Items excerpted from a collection

>> START

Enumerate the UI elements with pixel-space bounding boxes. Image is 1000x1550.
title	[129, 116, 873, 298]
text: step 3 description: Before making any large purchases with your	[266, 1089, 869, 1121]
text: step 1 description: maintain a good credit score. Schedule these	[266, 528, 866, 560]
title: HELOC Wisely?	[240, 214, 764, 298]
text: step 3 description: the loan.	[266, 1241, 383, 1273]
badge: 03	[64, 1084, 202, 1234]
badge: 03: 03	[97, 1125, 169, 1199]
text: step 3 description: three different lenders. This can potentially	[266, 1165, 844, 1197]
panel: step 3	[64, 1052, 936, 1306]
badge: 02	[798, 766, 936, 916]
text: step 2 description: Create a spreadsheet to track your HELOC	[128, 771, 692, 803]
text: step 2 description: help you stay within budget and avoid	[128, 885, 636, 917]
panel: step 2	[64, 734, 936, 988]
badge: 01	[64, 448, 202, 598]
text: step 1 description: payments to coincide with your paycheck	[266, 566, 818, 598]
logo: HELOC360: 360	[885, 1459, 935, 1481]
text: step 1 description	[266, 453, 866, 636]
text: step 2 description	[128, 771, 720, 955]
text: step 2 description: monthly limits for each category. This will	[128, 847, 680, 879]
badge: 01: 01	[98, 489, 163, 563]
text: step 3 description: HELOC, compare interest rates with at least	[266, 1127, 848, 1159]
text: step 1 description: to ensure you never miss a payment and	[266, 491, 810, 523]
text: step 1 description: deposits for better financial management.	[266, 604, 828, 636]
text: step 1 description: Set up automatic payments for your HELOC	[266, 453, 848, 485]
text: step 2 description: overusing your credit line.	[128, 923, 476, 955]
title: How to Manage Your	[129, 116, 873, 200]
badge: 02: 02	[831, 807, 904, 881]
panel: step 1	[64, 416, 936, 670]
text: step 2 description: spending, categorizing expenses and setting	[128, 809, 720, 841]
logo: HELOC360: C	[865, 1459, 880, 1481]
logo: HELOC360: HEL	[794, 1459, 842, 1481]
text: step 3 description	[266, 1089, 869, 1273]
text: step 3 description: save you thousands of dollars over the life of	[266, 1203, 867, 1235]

>> END

* WHAT THE EXERCISE ASKS:
Copy every line of the items above without changing anything.

* SOLUTION FOR THIS PROBLEM:
Enumerate the UI elements with pixel-space bounding boxes. Image is 1000x1550.
title	[129, 116, 873, 298]
text: step 3 description: Before making any large purchases with your	[266, 1089, 869, 1121]
text: step 1 description: maintain a good credit score. Schedule these	[266, 528, 866, 560]
title: HELOC Wisely?	[240, 214, 764, 298]
text: step 3 description: the loan.	[266, 1241, 383, 1273]
badge: 03	[64, 1084, 202, 1234]
badge: 03: 03	[97, 1125, 169, 1199]
text: step 3 description: three different lenders. This can potentially	[266, 1165, 844, 1197]
panel: step 3	[64, 1052, 936, 1306]
badge: 02	[798, 766, 936, 916]
text: step 2 description: Create a spreadsheet to track your HELOC	[128, 771, 692, 803]
text: step 2 description: help you stay within budget and avoid	[128, 885, 636, 917]
panel: step 2	[64, 734, 936, 988]
badge: 01	[64, 448, 202, 598]
text: step 1 description: payments to coincide with your paycheck	[266, 566, 818, 598]
logo: HELOC360: 360	[885, 1459, 935, 1481]
text: step 1 description	[266, 453, 866, 636]
text: step 2 description	[128, 771, 720, 955]
text: step 2 description: monthly limits for each category. This will	[128, 847, 680, 879]
badge: 01: 01	[98, 489, 163, 563]
text: step 3 description: HELOC, compare interest rates with at least	[266, 1127, 848, 1159]
text: step 1 description: to ensure you never miss a payment and	[266, 491, 810, 523]
text: step 1 description: deposits for better financial management.	[266, 604, 828, 636]
text: step 1 description: Set up automatic payments for your HELOC	[266, 453, 848, 485]
text: step 2 description: overusing your credit line.	[128, 923, 476, 955]
title: How to Manage Your	[129, 116, 873, 200]
badge: 02: 02	[831, 807, 904, 881]
panel: step 1	[64, 416, 936, 670]
text: step 2 description: spending, categorizing expenses and setting	[128, 809, 720, 841]
logo: HELOC360: C	[865, 1459, 880, 1481]
logo: HELOC360: HEL	[794, 1459, 842, 1481]
text: step 3 description	[266, 1089, 869, 1273]
text: step 3 description: save you thousands of dollars over the life of	[266, 1203, 867, 1235]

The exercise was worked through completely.